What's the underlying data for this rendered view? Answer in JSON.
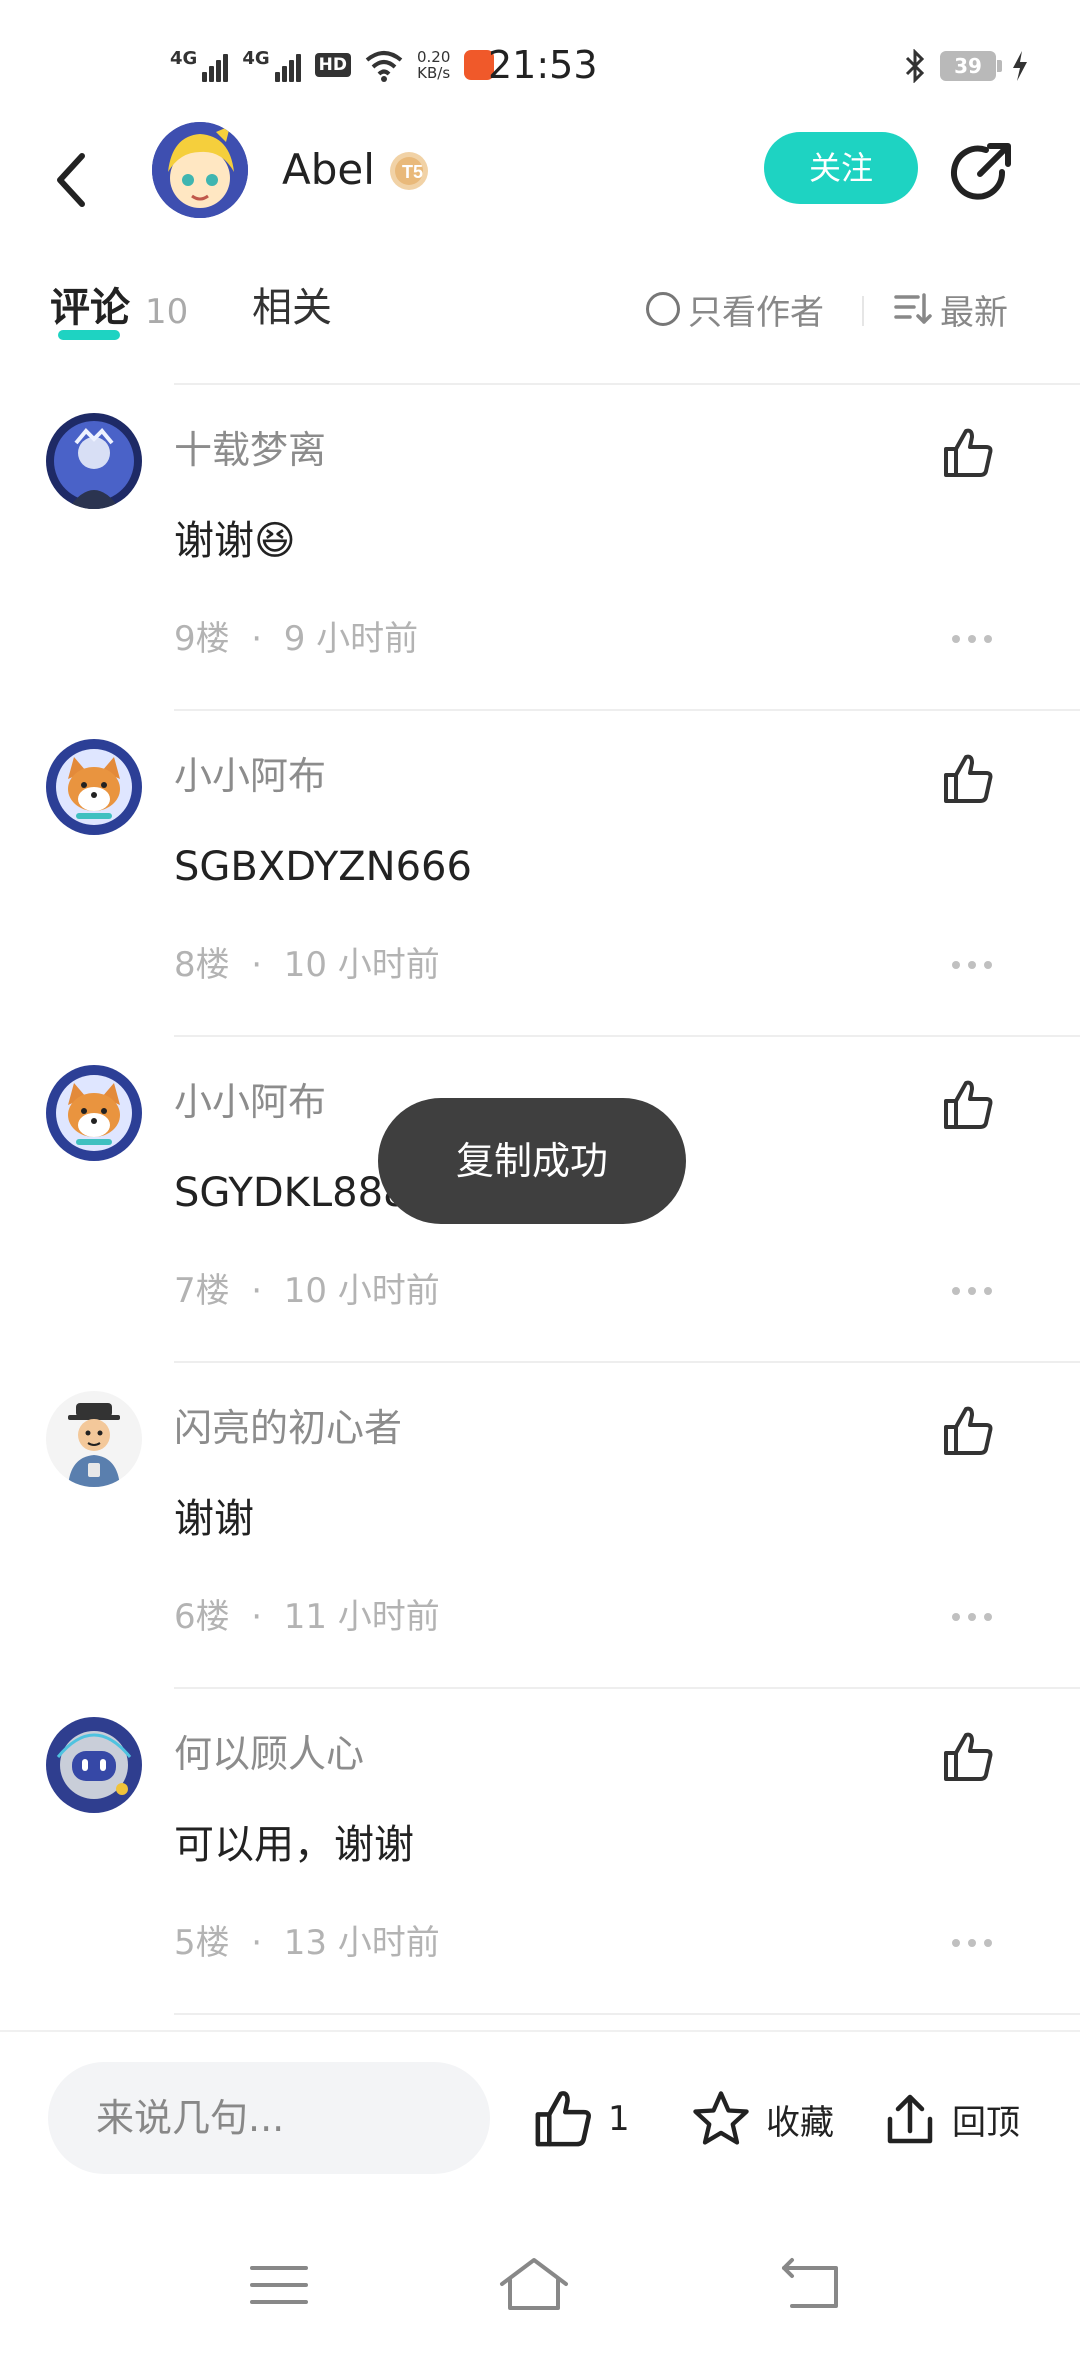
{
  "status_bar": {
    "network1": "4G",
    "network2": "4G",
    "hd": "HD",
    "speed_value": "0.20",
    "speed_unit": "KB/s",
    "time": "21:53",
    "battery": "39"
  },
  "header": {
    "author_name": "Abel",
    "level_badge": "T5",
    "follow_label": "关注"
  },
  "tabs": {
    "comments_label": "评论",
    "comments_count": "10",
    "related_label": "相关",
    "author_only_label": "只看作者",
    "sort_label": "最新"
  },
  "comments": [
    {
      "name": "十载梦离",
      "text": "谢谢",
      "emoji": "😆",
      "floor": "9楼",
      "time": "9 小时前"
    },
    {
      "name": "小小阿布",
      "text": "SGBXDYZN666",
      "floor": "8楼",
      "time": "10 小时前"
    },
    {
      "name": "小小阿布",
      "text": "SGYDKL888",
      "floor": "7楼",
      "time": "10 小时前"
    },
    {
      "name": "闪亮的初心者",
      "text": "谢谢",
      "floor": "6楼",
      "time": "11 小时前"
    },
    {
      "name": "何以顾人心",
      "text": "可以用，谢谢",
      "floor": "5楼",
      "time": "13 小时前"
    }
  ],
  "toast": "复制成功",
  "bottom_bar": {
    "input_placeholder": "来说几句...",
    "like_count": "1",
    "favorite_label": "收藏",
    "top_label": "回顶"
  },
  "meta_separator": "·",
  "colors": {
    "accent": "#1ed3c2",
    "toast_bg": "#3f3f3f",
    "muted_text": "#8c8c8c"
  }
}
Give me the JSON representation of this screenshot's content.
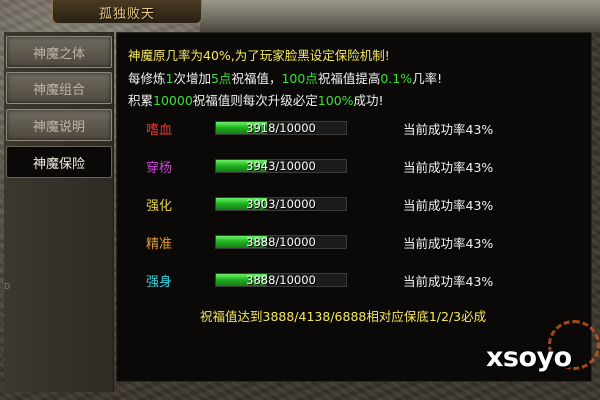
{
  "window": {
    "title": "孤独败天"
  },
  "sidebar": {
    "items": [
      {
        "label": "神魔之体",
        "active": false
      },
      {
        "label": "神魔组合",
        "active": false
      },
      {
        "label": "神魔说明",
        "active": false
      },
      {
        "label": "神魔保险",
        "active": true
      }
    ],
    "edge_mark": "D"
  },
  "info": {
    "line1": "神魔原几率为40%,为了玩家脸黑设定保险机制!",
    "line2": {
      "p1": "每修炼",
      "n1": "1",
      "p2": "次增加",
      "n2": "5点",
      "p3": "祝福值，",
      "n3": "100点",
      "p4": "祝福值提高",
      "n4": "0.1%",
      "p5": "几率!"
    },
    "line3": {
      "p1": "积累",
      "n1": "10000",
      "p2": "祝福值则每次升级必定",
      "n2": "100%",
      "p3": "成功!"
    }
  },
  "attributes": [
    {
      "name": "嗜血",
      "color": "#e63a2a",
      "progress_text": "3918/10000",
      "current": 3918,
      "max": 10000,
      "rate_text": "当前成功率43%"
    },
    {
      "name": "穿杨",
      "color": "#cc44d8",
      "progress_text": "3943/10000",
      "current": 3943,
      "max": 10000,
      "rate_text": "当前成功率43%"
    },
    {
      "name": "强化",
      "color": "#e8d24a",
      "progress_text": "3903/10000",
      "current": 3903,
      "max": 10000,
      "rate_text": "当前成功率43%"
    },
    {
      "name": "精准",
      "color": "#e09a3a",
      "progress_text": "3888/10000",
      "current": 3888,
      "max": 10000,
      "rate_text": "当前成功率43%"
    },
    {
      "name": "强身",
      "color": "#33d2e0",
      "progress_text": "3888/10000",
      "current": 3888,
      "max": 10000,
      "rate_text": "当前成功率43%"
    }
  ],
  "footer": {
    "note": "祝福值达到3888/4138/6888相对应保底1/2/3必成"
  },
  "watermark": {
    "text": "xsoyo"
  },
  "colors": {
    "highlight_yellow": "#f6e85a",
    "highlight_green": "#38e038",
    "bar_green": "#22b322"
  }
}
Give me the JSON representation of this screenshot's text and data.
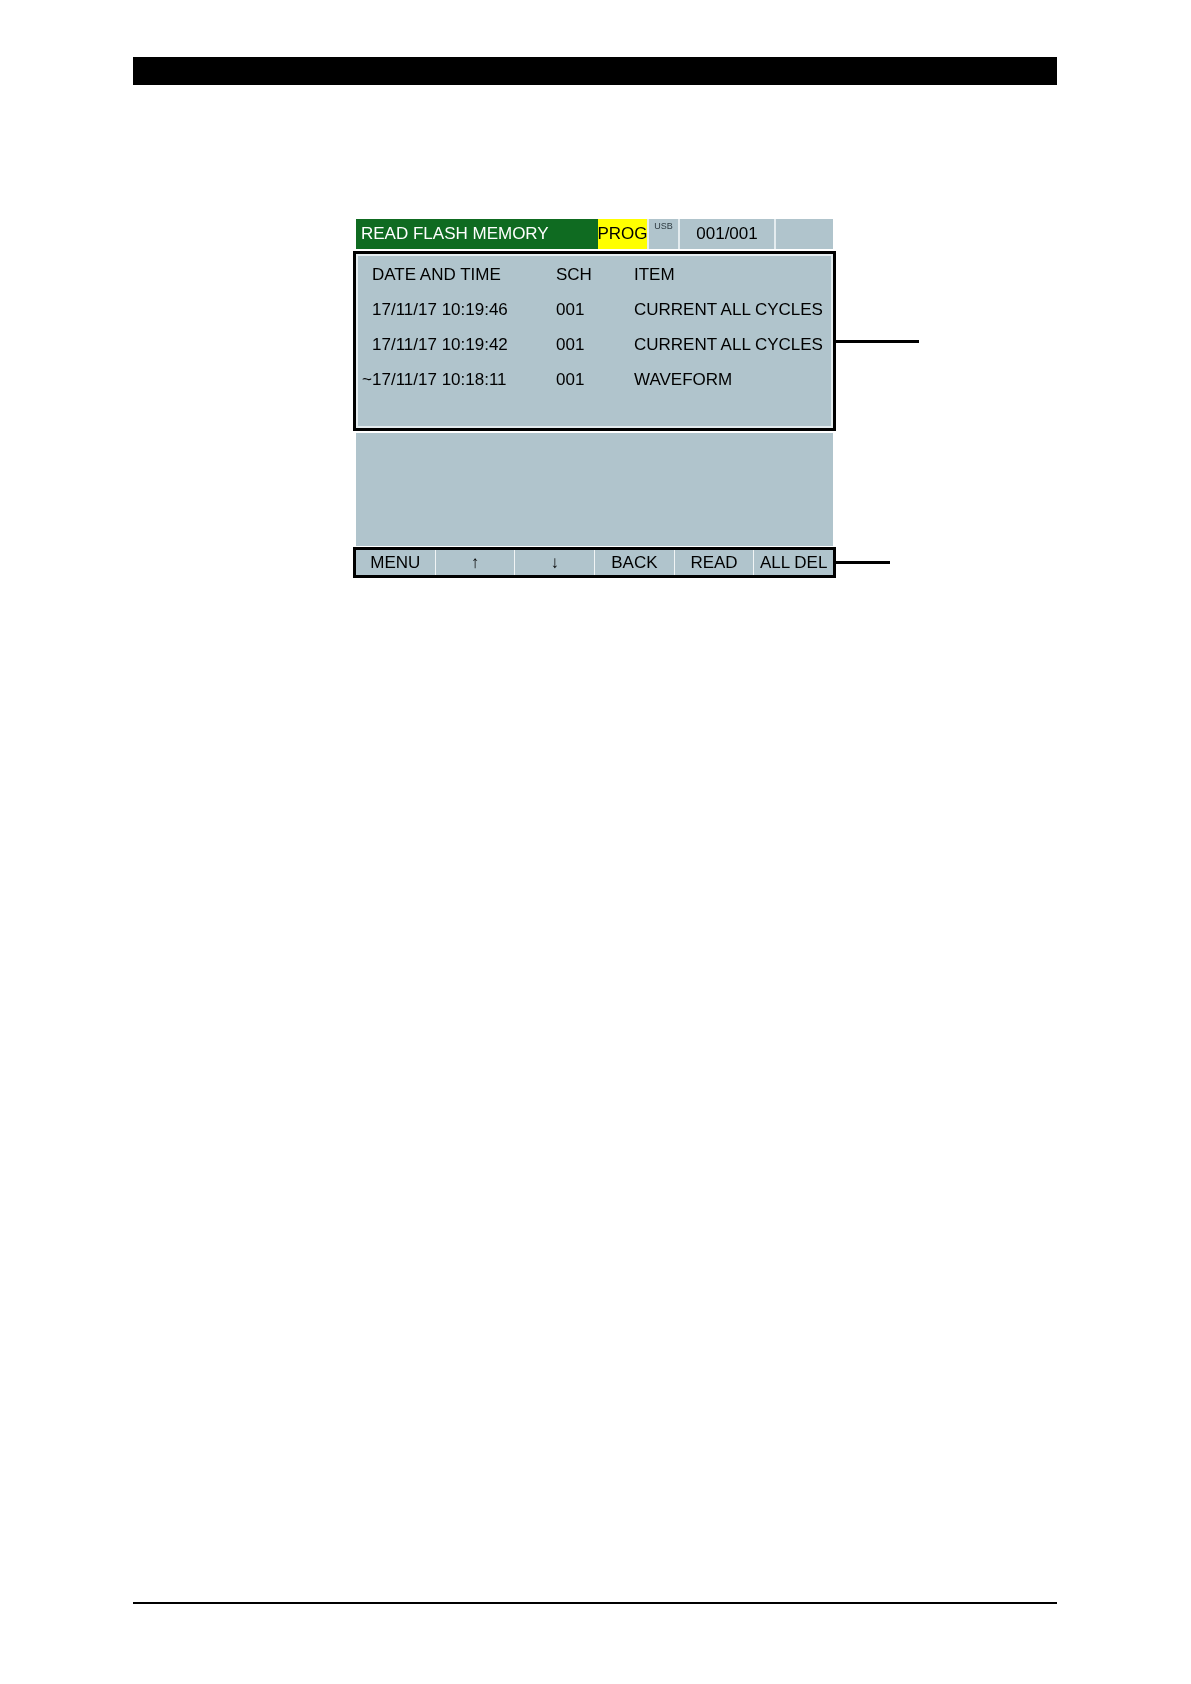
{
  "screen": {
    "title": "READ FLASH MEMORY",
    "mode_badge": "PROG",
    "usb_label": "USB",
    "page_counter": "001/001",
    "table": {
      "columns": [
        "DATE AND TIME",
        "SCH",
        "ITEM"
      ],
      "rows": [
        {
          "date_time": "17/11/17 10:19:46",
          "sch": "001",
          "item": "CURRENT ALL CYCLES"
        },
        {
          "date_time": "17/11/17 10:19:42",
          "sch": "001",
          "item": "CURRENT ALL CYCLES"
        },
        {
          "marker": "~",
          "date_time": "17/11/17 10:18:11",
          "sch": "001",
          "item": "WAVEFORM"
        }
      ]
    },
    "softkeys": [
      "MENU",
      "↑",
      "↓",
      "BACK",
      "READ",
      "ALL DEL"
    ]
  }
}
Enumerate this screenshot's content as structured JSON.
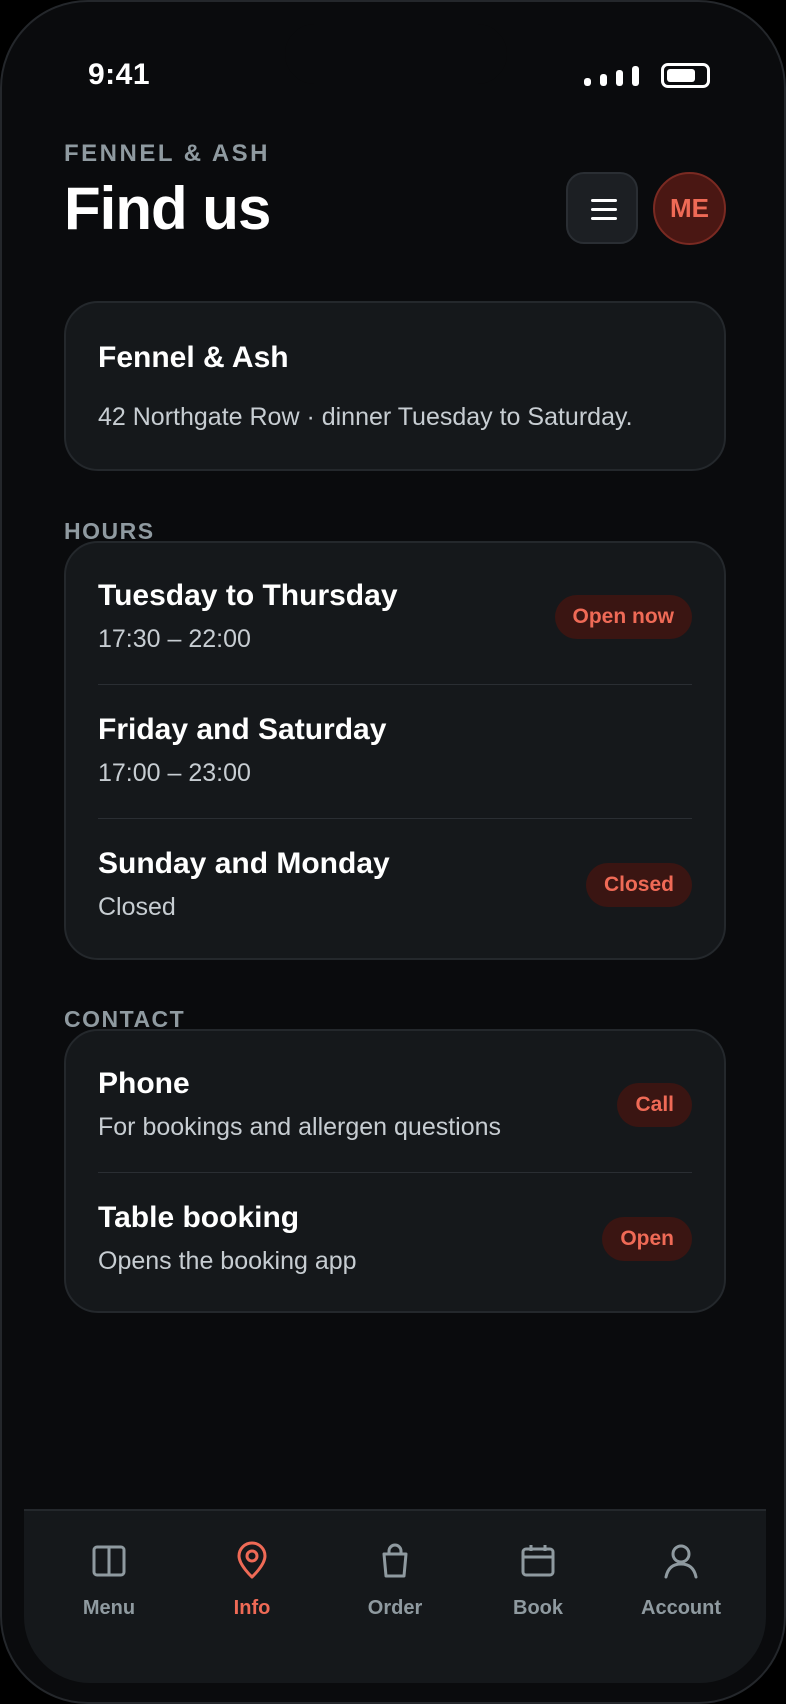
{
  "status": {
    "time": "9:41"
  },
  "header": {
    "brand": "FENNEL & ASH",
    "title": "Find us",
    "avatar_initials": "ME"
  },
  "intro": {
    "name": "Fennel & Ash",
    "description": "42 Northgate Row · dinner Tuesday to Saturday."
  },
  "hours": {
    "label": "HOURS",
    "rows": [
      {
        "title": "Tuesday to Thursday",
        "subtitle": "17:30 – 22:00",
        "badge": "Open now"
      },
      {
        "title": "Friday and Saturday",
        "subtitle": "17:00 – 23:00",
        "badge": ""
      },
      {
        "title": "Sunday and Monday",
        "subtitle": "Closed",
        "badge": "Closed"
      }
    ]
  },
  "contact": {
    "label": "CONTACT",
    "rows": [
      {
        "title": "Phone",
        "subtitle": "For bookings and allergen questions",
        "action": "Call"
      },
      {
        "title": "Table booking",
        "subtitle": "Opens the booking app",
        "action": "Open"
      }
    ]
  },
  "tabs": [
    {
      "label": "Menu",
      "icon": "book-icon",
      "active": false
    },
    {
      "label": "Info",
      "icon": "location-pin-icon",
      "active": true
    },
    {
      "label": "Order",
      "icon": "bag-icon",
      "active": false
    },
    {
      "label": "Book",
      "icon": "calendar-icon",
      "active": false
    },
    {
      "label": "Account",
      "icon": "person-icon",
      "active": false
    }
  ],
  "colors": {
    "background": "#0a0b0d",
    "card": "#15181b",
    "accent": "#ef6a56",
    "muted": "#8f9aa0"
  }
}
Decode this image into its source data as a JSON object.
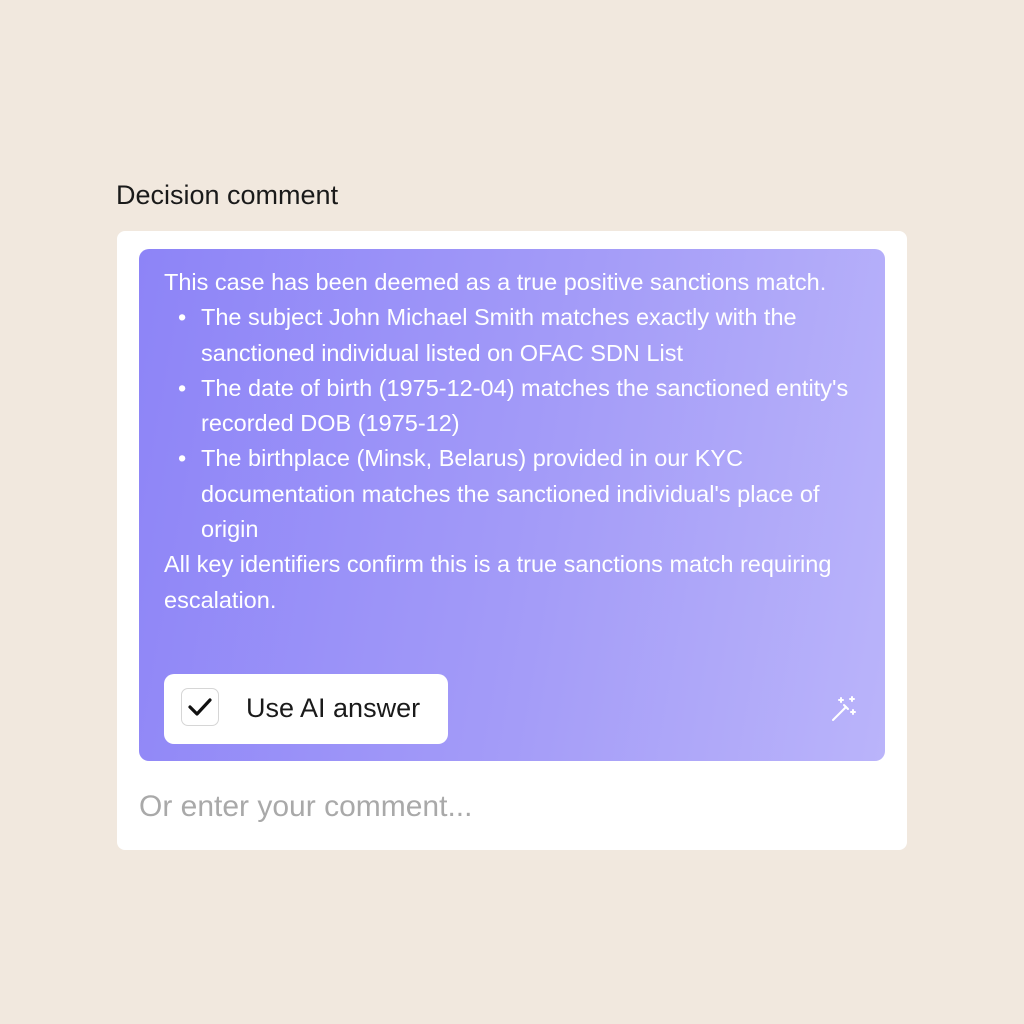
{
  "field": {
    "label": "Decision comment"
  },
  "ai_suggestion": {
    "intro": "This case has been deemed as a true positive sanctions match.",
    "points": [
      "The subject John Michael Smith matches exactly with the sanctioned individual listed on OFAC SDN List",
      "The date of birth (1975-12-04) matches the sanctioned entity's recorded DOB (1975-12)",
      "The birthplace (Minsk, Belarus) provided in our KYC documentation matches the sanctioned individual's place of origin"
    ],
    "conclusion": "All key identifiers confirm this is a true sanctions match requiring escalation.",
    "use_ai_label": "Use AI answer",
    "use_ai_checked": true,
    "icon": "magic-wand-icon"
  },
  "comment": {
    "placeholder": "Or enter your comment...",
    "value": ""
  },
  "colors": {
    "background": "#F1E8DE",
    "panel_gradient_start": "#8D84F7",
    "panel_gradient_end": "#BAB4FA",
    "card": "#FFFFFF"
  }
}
_ _ _ _ _
* [Task goal]: List each line of the records that holds the string "representation".

* [Exercise response]:
Give me the JSON representation of this screenshot's content.
Give me the JSON representation of this screenshot's text and data.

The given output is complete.